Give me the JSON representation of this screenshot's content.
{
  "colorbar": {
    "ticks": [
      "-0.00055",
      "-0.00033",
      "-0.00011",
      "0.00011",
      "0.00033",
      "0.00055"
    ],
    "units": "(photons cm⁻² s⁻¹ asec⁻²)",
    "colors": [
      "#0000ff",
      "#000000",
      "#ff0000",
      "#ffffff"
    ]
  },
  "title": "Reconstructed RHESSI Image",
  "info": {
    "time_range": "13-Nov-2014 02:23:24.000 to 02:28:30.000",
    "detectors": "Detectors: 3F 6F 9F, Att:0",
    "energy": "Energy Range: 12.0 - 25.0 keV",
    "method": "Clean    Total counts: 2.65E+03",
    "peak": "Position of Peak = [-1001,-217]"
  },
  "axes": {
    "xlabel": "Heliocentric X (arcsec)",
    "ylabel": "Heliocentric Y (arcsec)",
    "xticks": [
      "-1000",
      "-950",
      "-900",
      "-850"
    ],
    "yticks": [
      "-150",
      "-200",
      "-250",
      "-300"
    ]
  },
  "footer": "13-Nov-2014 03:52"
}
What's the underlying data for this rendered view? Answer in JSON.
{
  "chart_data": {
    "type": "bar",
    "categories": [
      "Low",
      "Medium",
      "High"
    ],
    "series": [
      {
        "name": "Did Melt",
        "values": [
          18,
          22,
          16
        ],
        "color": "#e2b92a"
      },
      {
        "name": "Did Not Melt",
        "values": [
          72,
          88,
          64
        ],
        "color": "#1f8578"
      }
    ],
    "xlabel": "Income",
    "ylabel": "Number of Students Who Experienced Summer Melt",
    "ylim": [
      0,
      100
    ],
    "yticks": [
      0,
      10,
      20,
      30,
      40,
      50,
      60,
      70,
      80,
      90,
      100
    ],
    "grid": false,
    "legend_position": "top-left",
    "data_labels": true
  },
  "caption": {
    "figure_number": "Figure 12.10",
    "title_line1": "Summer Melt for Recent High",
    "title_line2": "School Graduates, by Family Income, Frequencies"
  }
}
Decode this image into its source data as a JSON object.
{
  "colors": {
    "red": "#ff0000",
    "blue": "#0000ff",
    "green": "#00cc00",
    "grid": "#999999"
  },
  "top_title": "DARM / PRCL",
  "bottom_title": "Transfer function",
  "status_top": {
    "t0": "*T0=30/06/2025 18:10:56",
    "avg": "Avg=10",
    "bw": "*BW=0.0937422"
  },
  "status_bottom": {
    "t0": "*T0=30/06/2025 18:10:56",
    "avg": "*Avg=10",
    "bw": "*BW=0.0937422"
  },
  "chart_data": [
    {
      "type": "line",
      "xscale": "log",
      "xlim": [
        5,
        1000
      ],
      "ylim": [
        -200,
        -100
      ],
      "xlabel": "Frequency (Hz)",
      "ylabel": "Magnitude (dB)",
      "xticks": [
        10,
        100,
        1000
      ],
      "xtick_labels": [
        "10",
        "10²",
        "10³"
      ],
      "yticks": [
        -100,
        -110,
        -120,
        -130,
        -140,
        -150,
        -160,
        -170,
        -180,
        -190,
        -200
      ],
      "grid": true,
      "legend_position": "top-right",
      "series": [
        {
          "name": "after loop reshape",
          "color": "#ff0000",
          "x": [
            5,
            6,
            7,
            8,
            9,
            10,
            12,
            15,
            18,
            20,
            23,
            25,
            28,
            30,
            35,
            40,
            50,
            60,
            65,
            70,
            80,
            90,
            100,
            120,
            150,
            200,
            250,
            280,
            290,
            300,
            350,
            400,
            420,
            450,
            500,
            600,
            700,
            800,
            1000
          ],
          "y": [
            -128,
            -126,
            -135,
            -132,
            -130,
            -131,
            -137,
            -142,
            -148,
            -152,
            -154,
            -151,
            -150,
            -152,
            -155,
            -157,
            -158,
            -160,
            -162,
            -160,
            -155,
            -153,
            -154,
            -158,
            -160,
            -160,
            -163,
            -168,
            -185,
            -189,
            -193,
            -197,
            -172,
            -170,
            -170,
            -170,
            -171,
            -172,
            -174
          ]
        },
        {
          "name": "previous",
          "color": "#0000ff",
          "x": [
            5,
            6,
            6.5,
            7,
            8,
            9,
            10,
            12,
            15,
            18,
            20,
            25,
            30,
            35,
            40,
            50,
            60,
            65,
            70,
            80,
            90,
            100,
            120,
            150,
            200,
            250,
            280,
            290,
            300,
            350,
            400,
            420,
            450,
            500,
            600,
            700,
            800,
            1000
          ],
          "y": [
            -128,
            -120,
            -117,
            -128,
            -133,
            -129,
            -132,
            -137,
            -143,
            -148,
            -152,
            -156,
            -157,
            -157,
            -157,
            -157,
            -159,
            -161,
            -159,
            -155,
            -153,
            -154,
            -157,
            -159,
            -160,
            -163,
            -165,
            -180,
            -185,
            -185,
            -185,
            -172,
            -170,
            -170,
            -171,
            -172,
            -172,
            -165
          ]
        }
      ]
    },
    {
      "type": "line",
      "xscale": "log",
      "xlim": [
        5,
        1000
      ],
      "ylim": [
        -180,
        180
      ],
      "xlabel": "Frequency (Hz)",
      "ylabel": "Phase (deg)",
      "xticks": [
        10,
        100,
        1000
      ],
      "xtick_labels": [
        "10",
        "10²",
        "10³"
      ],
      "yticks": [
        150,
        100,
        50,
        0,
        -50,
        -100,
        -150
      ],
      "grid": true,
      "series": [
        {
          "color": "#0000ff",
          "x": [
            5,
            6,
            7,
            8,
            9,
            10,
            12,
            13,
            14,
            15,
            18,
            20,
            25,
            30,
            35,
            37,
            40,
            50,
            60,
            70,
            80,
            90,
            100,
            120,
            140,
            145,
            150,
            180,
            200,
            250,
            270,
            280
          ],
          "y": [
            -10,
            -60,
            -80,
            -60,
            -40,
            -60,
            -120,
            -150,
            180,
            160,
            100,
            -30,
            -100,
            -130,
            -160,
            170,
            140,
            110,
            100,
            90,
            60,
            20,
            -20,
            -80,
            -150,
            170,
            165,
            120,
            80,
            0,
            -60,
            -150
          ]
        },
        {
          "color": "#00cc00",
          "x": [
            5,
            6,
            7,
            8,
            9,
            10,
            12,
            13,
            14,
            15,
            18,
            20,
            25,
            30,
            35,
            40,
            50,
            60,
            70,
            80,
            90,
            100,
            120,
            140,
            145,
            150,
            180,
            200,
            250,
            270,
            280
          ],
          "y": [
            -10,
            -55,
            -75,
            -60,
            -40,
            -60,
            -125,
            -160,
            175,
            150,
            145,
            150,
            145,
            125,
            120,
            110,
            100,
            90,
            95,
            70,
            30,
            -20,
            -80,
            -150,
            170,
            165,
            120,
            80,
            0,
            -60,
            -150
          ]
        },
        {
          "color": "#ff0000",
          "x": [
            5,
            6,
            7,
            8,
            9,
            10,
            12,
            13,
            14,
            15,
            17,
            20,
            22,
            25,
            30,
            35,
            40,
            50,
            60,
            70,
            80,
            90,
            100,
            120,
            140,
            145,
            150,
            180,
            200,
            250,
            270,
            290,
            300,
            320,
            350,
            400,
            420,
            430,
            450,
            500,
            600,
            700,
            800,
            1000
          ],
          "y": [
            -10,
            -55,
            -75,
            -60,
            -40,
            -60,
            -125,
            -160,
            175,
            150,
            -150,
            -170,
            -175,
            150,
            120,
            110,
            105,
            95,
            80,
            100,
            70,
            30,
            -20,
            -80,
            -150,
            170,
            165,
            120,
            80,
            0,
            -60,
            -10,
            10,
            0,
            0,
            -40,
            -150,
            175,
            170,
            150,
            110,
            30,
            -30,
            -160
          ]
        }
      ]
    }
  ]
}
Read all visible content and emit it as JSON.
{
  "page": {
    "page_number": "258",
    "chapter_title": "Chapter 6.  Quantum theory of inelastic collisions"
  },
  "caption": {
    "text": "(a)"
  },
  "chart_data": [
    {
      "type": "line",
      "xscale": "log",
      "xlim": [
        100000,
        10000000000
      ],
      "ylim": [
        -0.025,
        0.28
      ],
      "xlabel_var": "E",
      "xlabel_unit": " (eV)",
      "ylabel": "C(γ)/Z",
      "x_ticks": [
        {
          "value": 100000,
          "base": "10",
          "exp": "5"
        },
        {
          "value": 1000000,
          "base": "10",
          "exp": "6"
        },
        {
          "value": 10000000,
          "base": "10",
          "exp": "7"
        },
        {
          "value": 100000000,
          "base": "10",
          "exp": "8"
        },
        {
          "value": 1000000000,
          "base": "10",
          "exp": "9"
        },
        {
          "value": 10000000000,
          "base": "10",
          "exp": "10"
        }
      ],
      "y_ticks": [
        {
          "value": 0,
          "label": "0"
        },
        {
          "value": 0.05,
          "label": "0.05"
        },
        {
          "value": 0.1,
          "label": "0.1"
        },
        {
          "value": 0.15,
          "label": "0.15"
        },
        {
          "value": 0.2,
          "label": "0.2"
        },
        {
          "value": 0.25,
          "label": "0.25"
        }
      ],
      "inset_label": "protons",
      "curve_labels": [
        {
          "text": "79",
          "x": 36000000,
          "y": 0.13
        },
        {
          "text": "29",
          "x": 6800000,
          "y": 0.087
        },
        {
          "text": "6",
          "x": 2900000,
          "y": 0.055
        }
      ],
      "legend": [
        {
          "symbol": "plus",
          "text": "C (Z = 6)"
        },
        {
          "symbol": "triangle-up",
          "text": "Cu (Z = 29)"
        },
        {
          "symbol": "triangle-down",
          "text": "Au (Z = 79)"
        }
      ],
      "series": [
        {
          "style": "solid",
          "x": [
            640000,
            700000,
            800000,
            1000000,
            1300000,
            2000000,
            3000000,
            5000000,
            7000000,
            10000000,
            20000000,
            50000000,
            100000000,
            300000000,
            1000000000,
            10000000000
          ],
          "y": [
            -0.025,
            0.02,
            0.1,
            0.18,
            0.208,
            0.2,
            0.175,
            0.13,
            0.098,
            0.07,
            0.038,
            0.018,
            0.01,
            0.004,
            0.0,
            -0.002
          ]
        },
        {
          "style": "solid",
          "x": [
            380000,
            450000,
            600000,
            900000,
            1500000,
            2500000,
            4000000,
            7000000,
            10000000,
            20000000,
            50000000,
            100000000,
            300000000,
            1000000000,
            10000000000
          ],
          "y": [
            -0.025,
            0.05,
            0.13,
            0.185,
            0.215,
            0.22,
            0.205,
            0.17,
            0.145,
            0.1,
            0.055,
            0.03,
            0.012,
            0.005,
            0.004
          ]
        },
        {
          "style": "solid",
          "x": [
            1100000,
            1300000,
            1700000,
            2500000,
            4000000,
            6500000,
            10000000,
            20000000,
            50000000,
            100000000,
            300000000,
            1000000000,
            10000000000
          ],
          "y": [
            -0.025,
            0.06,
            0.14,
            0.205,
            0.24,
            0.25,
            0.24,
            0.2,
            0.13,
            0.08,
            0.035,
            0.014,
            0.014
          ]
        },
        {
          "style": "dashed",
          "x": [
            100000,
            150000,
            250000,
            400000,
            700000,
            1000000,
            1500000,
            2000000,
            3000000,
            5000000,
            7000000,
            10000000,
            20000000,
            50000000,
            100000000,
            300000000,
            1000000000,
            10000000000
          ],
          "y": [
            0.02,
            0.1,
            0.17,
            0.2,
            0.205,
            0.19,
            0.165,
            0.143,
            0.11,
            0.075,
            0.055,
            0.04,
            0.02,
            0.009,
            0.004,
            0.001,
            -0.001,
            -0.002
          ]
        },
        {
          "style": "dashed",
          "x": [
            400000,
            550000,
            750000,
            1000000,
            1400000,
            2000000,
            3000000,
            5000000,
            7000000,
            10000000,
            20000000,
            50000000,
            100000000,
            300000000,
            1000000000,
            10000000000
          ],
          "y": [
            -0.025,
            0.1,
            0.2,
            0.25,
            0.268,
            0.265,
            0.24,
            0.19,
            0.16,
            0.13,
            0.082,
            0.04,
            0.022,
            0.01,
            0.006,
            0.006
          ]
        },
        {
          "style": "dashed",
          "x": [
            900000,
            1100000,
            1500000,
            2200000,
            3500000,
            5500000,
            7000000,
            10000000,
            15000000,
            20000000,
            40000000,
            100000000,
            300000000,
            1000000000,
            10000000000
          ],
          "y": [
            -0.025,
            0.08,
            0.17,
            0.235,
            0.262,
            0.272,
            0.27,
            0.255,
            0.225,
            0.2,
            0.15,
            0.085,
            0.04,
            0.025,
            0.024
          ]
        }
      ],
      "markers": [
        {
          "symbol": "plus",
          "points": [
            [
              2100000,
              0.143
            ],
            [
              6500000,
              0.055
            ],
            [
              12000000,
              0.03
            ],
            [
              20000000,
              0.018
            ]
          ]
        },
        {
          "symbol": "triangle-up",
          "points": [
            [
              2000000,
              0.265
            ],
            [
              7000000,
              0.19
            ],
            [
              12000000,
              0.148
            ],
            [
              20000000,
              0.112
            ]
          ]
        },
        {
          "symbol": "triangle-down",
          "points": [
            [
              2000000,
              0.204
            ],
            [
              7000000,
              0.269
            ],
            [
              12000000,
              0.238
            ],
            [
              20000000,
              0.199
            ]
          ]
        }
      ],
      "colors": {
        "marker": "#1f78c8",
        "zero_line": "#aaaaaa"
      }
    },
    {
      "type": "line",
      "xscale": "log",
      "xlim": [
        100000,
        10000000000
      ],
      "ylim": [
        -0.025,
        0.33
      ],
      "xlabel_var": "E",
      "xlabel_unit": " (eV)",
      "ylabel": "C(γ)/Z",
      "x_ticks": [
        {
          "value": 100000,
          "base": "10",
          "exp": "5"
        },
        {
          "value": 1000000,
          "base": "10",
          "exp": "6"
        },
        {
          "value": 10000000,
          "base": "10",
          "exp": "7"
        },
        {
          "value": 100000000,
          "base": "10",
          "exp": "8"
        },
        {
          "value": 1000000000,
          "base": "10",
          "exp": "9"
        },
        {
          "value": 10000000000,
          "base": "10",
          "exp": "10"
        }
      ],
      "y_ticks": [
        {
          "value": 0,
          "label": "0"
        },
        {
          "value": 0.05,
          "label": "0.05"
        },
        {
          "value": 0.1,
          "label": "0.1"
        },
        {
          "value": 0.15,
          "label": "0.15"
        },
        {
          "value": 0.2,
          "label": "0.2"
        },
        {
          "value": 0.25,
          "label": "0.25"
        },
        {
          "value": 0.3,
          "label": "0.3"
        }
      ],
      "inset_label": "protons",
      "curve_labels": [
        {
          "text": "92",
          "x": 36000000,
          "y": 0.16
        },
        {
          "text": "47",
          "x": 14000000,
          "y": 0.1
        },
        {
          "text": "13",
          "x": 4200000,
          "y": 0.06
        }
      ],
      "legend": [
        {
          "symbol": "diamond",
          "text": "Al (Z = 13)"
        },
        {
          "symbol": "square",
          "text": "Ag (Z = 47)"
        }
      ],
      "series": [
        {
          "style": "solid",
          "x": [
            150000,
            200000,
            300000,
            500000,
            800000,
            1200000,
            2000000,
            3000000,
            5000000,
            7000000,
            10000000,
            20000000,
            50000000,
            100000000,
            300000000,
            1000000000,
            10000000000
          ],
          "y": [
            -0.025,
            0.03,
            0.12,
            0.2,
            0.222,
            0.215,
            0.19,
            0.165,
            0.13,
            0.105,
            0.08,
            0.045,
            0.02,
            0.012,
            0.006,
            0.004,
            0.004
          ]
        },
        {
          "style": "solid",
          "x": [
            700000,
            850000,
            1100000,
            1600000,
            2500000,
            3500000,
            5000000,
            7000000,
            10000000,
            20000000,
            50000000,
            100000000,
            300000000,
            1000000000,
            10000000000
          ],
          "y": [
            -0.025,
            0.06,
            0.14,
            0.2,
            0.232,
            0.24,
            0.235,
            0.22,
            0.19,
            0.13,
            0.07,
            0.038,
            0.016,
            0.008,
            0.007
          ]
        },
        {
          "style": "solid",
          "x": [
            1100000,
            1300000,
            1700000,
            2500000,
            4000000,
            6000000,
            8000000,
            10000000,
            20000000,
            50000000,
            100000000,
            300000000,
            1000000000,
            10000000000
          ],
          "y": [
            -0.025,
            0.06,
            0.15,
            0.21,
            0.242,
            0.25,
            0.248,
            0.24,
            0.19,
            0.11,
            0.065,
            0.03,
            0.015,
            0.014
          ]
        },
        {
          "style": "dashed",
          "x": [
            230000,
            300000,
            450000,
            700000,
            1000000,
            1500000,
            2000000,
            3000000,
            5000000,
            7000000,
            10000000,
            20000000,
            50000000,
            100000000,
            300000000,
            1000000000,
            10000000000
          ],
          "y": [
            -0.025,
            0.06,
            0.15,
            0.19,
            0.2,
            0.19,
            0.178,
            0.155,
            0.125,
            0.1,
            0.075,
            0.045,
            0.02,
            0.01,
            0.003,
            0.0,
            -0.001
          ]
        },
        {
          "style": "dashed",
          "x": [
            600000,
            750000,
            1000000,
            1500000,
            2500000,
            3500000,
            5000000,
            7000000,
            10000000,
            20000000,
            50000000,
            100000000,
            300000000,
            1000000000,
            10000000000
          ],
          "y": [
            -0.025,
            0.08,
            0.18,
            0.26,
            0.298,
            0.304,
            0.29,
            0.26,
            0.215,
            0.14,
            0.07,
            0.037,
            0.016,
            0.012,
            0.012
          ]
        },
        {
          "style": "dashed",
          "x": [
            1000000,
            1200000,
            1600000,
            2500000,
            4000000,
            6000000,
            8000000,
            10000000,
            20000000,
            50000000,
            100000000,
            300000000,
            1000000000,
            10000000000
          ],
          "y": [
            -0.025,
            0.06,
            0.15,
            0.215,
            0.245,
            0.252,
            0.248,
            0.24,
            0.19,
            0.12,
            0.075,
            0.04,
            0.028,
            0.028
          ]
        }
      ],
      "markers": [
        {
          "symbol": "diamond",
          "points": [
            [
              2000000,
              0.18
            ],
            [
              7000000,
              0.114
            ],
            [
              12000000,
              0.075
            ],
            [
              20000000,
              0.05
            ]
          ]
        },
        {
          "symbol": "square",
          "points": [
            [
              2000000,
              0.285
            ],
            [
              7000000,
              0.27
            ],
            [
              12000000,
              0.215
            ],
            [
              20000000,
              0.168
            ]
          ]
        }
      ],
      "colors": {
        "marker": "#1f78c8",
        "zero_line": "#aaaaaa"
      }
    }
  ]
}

--------

Show the lines of the records that contain the word "arcsec".

Written solution:
    "xlabel": "Heliocentric X (arcsec)",
    "ylabel": "Heliocentric Y (arcsec)",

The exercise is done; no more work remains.